* THE INPUT *
_____
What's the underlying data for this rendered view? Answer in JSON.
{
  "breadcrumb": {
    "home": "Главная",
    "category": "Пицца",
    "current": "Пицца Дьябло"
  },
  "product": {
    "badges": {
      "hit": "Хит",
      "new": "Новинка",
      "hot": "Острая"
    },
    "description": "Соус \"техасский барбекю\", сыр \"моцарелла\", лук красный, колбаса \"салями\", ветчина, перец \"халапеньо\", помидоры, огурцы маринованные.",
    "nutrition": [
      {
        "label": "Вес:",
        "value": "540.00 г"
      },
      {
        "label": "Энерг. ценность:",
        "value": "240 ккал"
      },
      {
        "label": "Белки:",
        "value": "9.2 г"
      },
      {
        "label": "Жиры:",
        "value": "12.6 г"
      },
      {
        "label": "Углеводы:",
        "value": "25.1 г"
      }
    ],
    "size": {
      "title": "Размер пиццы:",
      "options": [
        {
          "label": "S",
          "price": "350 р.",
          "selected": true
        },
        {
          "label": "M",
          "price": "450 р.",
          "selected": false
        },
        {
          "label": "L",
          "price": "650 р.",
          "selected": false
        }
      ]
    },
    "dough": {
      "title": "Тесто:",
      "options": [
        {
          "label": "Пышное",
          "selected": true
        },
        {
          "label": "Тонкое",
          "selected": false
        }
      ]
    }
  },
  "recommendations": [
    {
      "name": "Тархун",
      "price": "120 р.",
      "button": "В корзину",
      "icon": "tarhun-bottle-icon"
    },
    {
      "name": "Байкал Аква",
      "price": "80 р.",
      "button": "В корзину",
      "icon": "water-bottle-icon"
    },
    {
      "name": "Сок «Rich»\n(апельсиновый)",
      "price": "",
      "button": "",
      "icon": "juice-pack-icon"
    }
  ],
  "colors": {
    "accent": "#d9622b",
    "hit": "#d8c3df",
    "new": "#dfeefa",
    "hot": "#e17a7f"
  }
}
_____
* EXERCISE DIRECTIONS *
Every entry must be retyped in full, exactly as given.

* CORRECT RESPONSE *
What's the underlying data for this rendered view? Answer in JSON.
{
  "breadcrumb": {
    "home": "Главная",
    "category": "Пицца",
    "current": "Пицца Дьябло"
  },
  "product": {
    "badges": {
      "hit": "Хит",
      "new": "Новинка",
      "hot": "Острая"
    },
    "description": "Соус \"техасский барбекю\", сыр \"моцарелла\", лук красный, колбаса \"салями\", ветчина, перец \"халапеньо\", помидоры, огурцы маринованные.",
    "nutrition": [
      {
        "label": "Вес:",
        "value": "540.00 г"
      },
      {
        "label": "Энерг. ценность:",
        "value": "240 ккал"
      },
      {
        "label": "Белки:",
        "value": "9.2 г"
      },
      {
        "label": "Жиры:",
        "value": "12.6 г"
      },
      {
        "label": "Углеводы:",
        "value": "25.1 г"
      }
    ],
    "size": {
      "title": "Размер пиццы:",
      "options": [
        {
          "label": "S",
          "price": "350 р.",
          "selected": true
        },
        {
          "label": "M",
          "price": "450 р.",
          "selected": false
        },
        {
          "label": "L",
          "price": "650 р.",
          "selected": false
        }
      ]
    },
    "dough": {
      "title": "Тесто:",
      "options": [
        {
          "label": "Пышное",
          "selected": true
        },
        {
          "label": "Тонкое",
          "selected": false
        }
      ]
    }
  },
  "recommendations": [
    {
      "name": "Тархун",
      "price": "120 р.",
      "button": "В корзину",
      "icon": "tarhun-bottle-icon"
    },
    {
      "name": "Байкал Аква",
      "price": "80 р.",
      "button": "В корзину",
      "icon": "water-bottle-icon"
    },
    {
      "name": "Сок «Rich»\n(апельсиновый)",
      "price": "",
      "button": "",
      "icon": "juice-pack-icon"
    }
  ],
  "colors": {
    "accent": "#d9622b",
    "hit": "#d8c3df",
    "new": "#dfeefa",
    "hot": "#e17a7f"
  }
}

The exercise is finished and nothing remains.